Challenge. Write out each line from the data below that includes the word "tanggapan".

▬▬▬▬▬▬

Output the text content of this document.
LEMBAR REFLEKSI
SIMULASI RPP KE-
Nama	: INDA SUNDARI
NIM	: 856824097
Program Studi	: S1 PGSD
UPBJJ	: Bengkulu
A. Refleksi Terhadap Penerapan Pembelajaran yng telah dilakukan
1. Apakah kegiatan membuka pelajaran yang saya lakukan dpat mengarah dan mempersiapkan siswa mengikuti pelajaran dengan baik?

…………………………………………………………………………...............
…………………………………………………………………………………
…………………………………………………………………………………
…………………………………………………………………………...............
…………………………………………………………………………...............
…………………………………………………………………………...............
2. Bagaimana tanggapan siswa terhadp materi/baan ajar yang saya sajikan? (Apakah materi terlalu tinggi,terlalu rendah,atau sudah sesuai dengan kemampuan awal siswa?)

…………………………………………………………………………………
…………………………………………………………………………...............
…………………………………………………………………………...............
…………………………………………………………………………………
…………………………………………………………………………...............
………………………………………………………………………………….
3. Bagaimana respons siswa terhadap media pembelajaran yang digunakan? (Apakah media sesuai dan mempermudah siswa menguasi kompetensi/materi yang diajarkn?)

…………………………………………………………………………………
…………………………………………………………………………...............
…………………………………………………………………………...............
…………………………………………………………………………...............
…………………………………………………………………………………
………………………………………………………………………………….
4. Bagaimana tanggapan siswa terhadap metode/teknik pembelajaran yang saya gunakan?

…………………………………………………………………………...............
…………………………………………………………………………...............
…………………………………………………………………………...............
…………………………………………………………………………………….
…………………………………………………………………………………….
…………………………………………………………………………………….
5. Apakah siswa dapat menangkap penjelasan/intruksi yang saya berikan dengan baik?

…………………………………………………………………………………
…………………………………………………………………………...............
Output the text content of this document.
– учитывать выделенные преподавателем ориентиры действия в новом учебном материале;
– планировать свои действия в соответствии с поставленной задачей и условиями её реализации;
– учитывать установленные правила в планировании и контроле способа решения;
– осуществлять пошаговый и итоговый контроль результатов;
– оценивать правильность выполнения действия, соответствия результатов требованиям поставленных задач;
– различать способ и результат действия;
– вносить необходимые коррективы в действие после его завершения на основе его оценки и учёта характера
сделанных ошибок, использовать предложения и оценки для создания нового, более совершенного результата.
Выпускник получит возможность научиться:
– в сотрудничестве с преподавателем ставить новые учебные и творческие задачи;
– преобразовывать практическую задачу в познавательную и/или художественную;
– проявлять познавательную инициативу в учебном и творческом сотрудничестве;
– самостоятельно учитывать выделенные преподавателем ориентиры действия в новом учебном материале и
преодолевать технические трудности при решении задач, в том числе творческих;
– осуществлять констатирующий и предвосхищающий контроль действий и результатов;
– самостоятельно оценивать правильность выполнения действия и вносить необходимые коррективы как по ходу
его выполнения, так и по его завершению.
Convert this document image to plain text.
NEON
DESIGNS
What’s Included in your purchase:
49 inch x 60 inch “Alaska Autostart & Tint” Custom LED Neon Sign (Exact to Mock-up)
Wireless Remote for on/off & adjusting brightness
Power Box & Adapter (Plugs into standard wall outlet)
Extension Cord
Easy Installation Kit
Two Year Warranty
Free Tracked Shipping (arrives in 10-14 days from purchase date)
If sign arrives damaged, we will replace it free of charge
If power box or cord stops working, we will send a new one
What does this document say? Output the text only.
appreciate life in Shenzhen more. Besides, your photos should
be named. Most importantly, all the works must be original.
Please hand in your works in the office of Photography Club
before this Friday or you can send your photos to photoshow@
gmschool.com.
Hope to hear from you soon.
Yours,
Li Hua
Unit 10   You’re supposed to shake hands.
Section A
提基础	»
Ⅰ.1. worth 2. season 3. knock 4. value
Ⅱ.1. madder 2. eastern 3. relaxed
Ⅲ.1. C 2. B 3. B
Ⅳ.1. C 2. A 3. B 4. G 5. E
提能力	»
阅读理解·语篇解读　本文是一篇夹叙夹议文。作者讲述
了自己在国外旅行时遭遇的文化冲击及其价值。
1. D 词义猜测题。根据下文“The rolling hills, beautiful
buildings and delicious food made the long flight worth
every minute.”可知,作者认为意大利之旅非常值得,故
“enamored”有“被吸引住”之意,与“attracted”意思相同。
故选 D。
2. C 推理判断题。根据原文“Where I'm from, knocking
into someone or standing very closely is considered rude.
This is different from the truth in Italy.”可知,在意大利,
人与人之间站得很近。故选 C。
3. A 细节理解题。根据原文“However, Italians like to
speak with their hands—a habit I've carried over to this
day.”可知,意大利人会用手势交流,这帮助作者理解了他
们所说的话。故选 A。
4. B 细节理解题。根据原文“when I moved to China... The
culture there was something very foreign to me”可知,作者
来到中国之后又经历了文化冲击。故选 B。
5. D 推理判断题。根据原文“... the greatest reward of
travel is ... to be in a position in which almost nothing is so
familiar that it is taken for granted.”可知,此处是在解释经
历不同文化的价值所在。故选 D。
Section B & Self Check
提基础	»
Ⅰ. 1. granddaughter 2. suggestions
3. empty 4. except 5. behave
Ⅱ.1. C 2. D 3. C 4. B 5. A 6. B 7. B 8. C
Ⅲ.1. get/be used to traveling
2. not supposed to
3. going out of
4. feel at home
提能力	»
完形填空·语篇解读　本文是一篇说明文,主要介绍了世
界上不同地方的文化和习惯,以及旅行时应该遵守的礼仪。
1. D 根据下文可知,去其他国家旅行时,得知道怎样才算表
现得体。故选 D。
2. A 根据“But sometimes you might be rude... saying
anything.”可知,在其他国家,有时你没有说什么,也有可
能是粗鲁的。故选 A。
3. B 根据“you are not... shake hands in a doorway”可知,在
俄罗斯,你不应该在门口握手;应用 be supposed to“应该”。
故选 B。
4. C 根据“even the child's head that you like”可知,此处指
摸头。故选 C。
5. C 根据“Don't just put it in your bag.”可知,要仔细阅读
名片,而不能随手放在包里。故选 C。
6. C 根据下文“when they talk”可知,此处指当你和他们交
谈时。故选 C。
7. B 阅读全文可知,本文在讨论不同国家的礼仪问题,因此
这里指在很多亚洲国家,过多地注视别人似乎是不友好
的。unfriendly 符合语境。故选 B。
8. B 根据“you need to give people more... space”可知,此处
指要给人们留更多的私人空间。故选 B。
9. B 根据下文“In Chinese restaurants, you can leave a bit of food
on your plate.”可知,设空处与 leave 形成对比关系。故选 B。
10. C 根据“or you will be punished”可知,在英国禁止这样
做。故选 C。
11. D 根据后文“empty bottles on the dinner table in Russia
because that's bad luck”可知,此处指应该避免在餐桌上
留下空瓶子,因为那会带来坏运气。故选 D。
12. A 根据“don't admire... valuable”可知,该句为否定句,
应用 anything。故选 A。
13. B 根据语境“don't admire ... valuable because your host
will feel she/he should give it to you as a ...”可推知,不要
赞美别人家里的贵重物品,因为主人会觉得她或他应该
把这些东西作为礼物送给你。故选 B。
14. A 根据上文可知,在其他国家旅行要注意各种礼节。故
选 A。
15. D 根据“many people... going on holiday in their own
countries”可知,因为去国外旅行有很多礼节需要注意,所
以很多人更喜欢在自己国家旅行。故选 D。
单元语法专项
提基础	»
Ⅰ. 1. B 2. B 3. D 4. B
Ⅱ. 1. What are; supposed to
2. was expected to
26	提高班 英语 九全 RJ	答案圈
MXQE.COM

▬▬▬▬▬▬

Exercise answer.
2. Bagaimana tanggapan siswa terhadp materi/baan ajar yang saya sajikan? (Apakah materi terlalu tinggi,terlalu rendah,atau sudah sesuai dengan kemampuan awal siswa?)
4. Bagaimana tanggapan siswa terhadap metode/teknik pembelajaran yang saya gunakan?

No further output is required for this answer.